Bounding box entries
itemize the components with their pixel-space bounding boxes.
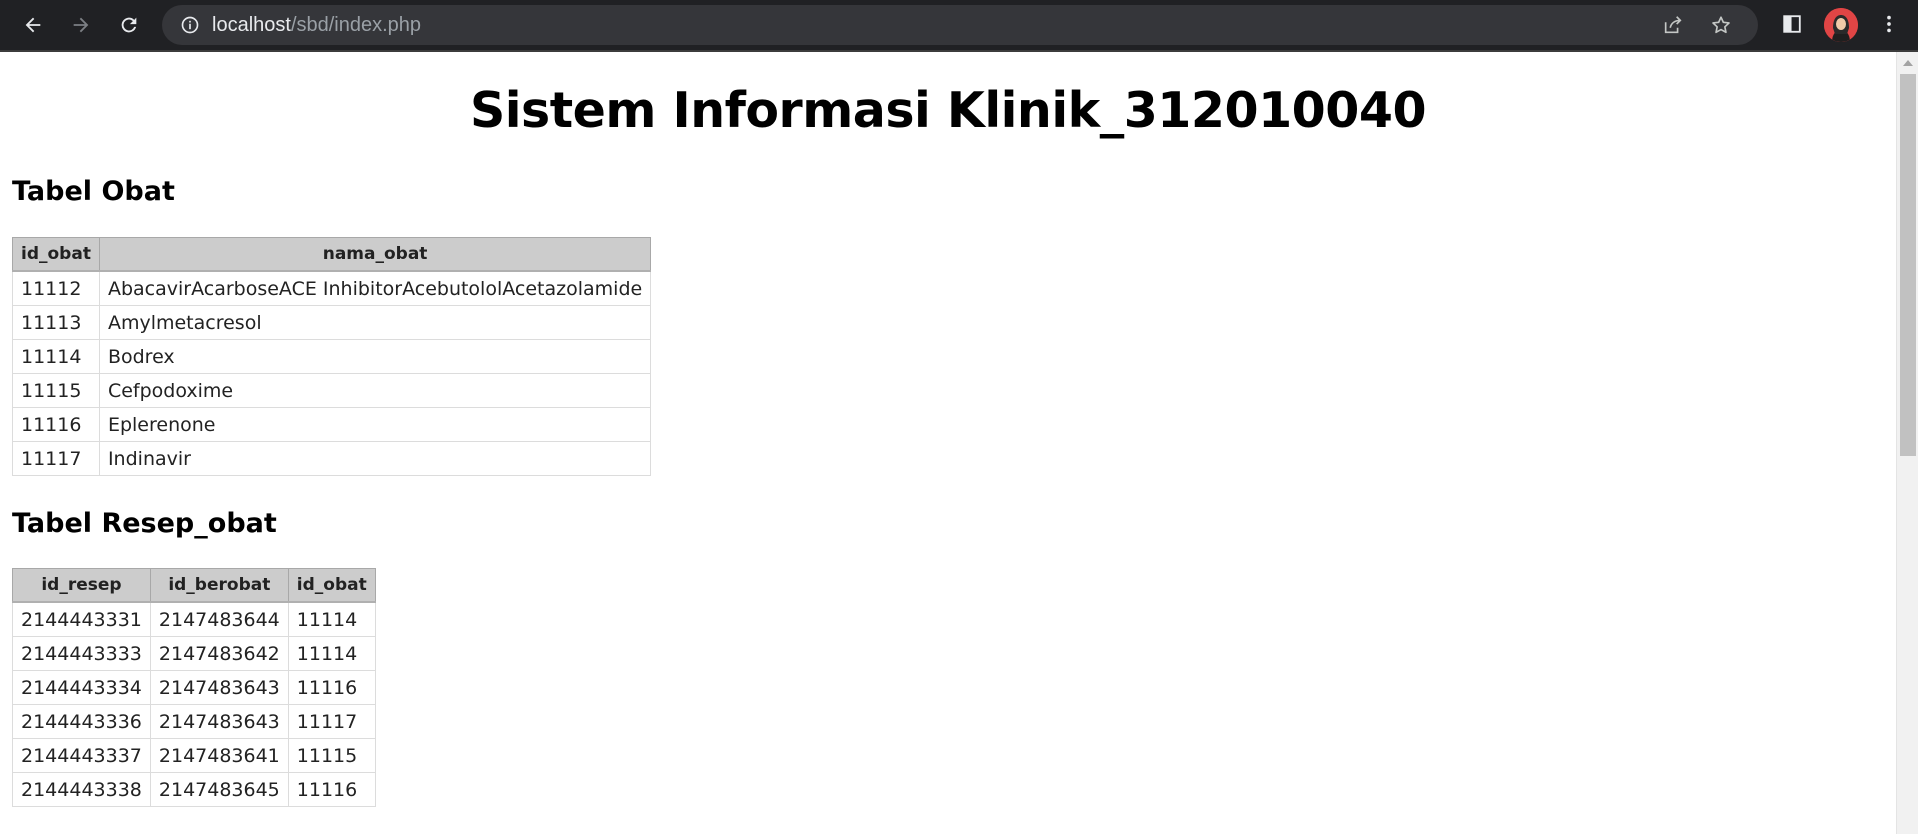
table-cell: 11117 xyxy=(12,441,100,476)
table-cell: Bodrex xyxy=(98,339,652,374)
forward-button[interactable] xyxy=(64,8,98,42)
table-cell: 11117 xyxy=(287,704,376,739)
table-row: 2144443338 2147483645 11116 xyxy=(12,772,376,807)
obat-section-heading: Tabel Obat xyxy=(12,176,175,207)
avatar-icon xyxy=(1824,8,1858,42)
table-cell: 11113 xyxy=(12,305,100,340)
star-icon[interactable] xyxy=(1710,14,1732,36)
table-cell: 11112 xyxy=(12,270,100,306)
arrow-left-icon xyxy=(25,17,41,33)
table-row: 2144443337 2147483641 11115 xyxy=(12,738,376,773)
table-row: 2144443331 2147483644 11114 xyxy=(12,601,376,637)
column-header: id_resep xyxy=(12,568,151,603)
table-cell: 11114 xyxy=(287,601,376,637)
table-row: 11117 Indinavir xyxy=(12,441,652,476)
table-cell: 2147483642 xyxy=(149,636,289,671)
reload-icon xyxy=(121,17,137,33)
column-header: nama_obat xyxy=(98,237,652,272)
table-cell: 2144443336 xyxy=(12,704,151,739)
table-cell: Cefpodoxime xyxy=(98,373,652,408)
arrow-right-icon xyxy=(73,17,89,33)
kebab-menu-icon[interactable] xyxy=(1878,13,1900,35)
table-cell: 11114 xyxy=(12,339,100,374)
table-cell: 11115 xyxy=(12,373,100,408)
column-header: id_obat xyxy=(287,568,376,603)
table-cell: 11114 xyxy=(287,636,376,671)
table-cell: 2144443334 xyxy=(12,670,151,705)
table-cell: 2144443338 xyxy=(12,772,151,807)
resep-section-heading: Tabel Resep_obat xyxy=(12,508,277,539)
table-header-row: id_obat nama_obat xyxy=(12,237,652,272)
info-icon[interactable] xyxy=(180,15,200,35)
back-button[interactable] xyxy=(16,8,50,42)
table-cell: 11116 xyxy=(12,407,100,442)
table-cell: Eplerenone xyxy=(98,407,652,442)
table-cell: 11116 xyxy=(287,772,376,807)
table-cell: Indinavir xyxy=(98,441,652,476)
table-cell: 2144443337 xyxy=(12,738,151,773)
table-cell: 2144443333 xyxy=(12,636,151,671)
reload-button[interactable] xyxy=(112,8,146,42)
resep-obat-table: id_resep id_berobat id_obat 2144443331 2… xyxy=(12,568,376,807)
scrollbar-thumb[interactable] xyxy=(1900,74,1916,456)
table-cell: 2147483643 xyxy=(149,670,289,705)
table-cell: 11115 xyxy=(287,738,376,773)
vertical-scrollbar[interactable] xyxy=(1896,52,1918,834)
table-row: 2144443334 2147483643 11116 xyxy=(12,670,376,705)
table-row: 11116 Eplerenone xyxy=(12,407,652,442)
url-path: /sbd/index.php xyxy=(290,14,422,36)
table-cell: 2144443331 xyxy=(12,601,151,637)
column-header: id_berobat xyxy=(149,568,289,603)
table-cell: 11116 xyxy=(287,670,376,705)
table-row: 11113 Amylmetacresol xyxy=(12,305,652,340)
table-row: 2144443336 2147483643 11117 xyxy=(12,704,376,739)
browser-toolbar: localhost/sbd/index.php xyxy=(0,0,1918,52)
obat-table: id_obat nama_obat 11112 AbacavirAcarbose… xyxy=(12,237,652,476)
address-bar[interactable]: localhost/sbd/index.php xyxy=(162,5,1758,45)
page-title: Sistem Informasi Klinik_312010040 xyxy=(469,82,1427,139)
table-cell: Amylmetacresol xyxy=(98,305,652,340)
page-content: Sistem Informasi Klinik_312010040 Tabel … xyxy=(0,52,1896,834)
url-host: localhost xyxy=(212,14,291,36)
side-panel-icon[interactable] xyxy=(1781,13,1803,35)
table-cell: 2147483641 xyxy=(149,738,289,773)
scroll-up-arrow-icon[interactable] xyxy=(1903,60,1913,66)
table-row: 11115 Cefpodoxime xyxy=(12,373,652,408)
column-header: id_obat xyxy=(12,237,100,272)
table-cell: 2147483643 xyxy=(149,704,289,739)
table-header-row: id_resep id_berobat id_obat xyxy=(12,568,376,603)
table-row: 2144443333 2147483642 11114 xyxy=(12,636,376,671)
table-row: 11112 AbacavirAcarboseACE InhibitorAcebu… xyxy=(12,270,652,306)
share-icon[interactable] xyxy=(1662,14,1684,36)
table-row: 11114 Bodrex xyxy=(12,339,652,374)
profile-avatar[interactable] xyxy=(1824,8,1858,42)
table-cell: 2147483645 xyxy=(149,772,289,807)
table-cell: AbacavirAcarboseACE InhibitorAcebutololA… xyxy=(98,270,652,306)
url-text[interactable]: localhost/sbd/index.php xyxy=(212,5,421,45)
table-cell: 2147483644 xyxy=(149,601,289,637)
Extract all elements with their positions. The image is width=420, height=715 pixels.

▸ Given task: Select each line of the entries above that contains the string "Tabel" and treat uppercase and lowercase letters as different.

▸ Response to this exercise:
obat-section-heading: Tabel Obat xyxy=(12,176,175,207)
resep-section-heading: Tabel Resep_obat xyxy=(12,508,277,539)
page-content: Sistem Informasi Klinik_312010040 Tabel … xyxy=(0,52,1896,834)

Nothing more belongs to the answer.